**RECORD EXTRACTS:**

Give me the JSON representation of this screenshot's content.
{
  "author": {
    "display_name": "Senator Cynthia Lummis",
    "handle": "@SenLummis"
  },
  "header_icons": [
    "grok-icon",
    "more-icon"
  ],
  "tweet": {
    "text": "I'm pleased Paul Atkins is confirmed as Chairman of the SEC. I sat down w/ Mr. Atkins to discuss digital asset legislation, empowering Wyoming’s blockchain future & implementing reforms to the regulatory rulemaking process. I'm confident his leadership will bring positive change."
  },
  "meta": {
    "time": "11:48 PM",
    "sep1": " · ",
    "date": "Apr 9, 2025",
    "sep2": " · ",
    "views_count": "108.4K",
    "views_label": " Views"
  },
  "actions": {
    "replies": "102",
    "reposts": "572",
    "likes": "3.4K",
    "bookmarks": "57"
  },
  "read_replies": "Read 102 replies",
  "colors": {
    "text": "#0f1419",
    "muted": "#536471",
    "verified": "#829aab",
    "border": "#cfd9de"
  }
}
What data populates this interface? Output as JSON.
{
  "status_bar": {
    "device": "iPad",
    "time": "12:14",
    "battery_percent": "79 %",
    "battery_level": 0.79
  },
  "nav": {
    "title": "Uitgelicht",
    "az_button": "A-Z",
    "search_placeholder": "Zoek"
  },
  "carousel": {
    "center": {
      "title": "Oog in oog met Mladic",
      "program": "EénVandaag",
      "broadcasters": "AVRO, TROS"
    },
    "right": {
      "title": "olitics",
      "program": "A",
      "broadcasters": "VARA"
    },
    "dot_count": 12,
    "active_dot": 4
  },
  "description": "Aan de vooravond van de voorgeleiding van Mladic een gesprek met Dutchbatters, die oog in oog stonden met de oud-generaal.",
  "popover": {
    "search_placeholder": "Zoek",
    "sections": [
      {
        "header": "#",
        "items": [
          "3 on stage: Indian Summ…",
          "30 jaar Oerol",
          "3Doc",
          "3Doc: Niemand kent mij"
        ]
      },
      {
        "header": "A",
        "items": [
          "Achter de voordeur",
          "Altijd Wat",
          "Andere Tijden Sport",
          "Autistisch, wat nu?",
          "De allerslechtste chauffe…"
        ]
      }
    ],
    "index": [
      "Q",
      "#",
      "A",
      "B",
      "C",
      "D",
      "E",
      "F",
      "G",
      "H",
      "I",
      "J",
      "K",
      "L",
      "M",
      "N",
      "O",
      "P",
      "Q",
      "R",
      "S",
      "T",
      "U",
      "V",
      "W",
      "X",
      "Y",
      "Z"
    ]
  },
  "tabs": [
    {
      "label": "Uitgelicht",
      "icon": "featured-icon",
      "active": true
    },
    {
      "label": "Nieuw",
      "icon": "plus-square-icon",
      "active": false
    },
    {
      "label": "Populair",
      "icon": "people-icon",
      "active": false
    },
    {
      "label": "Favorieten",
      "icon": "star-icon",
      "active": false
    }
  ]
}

**AIM OF THE TASK:** Copy every record exactly as presented.

**SOLUTION FOR THIS PROBLEM:**
Give me the JSON representation of this screenshot's content.
{
  "author": {
    "display_name": "Senator Cynthia Lummis",
    "handle": "@SenLummis"
  },
  "header_icons": [
    "grok-icon",
    "more-icon"
  ],
  "tweet": {
    "text": "I'm pleased Paul Atkins is confirmed as Chairman of the SEC. I sat down w/ Mr. Atkins to discuss digital asset legislation, empowering Wyoming’s blockchain future & implementing reforms to the regulatory rulemaking process. I'm confident his leadership will bring positive change."
  },
  "meta": {
    "time": "11:48 PM",
    "sep1": " · ",
    "date": "Apr 9, 2025",
    "sep2": " · ",
    "views_count": "108.4K",
    "views_label": " Views"
  },
  "actions": {
    "replies": "102",
    "reposts": "572",
    "likes": "3.4K",
    "bookmarks": "57"
  },
  "read_replies": "Read 102 replies",
  "colors": {
    "text": "#0f1419",
    "muted": "#536471",
    "verified": "#829aab",
    "border": "#cfd9de"
  }
}
What data populates this interface? Output as JSON.
{
  "status_bar": {
    "device": "iPad",
    "time": "12:14",
    "battery_percent": "79 %",
    "battery_level": 0.79
  },
  "nav": {
    "title": "Uitgelicht",
    "az_button": "A-Z",
    "search_placeholder": "Zoek"
  },
  "carousel": {
    "center": {
      "title": "Oog in oog met Mladic",
      "program": "EénVandaag",
      "broadcasters": "AVRO, TROS"
    },
    "right": {
      "title": "olitics",
      "program": "A",
      "broadcasters": "VARA"
    },
    "dot_count": 12,
    "active_dot": 4
  },
  "description": "Aan de vooravond van de voorgeleiding van Mladic een gesprek met Dutchbatters, die oog in oog stonden met de oud-generaal.",
  "popover": {
    "search_placeholder": "Zoek",
    "sections": [
      {
        "header": "#",
        "items": [
          "3 on stage: Indian Summ…",
          "30 jaar Oerol",
          "3Doc",
          "3Doc: Niemand kent mij"
        ]
      },
      {
        "header": "A",
        "items": [
          "Achter de voordeur",
          "Altijd Wat",
          "Andere Tijden Sport",
          "Autistisch, wat nu?",
          "De allerslechtste chauffe…"
        ]
      }
    ],
    "index": [
      "Q",
      "#",
      "A",
      "B",
      "C",
      "D",
      "E",
      "F",
      "G",
      "H",
      "I",
      "J",
      "K",
      "L",
      "M",
      "N",
      "O",
      "P",
      "Q",
      "R",
      "S",
      "T",
      "U",
      "V",
      "W",
      "X",
      "Y",
      "Z"
    ]
  },
  "tabs": [
    {
      "label": "Uitgelicht",
      "icon": "featured-icon",
      "active": true
    },
    {
      "label": "Nieuw",
      "icon": "plus-square-icon",
      "active": false
    },
    {
      "label": "Populair",
      "icon": "people-icon",
      "active": false
    },
    {
      "label": "Favorieten",
      "icon": "star-icon",
      "active": false
    }
  ]
}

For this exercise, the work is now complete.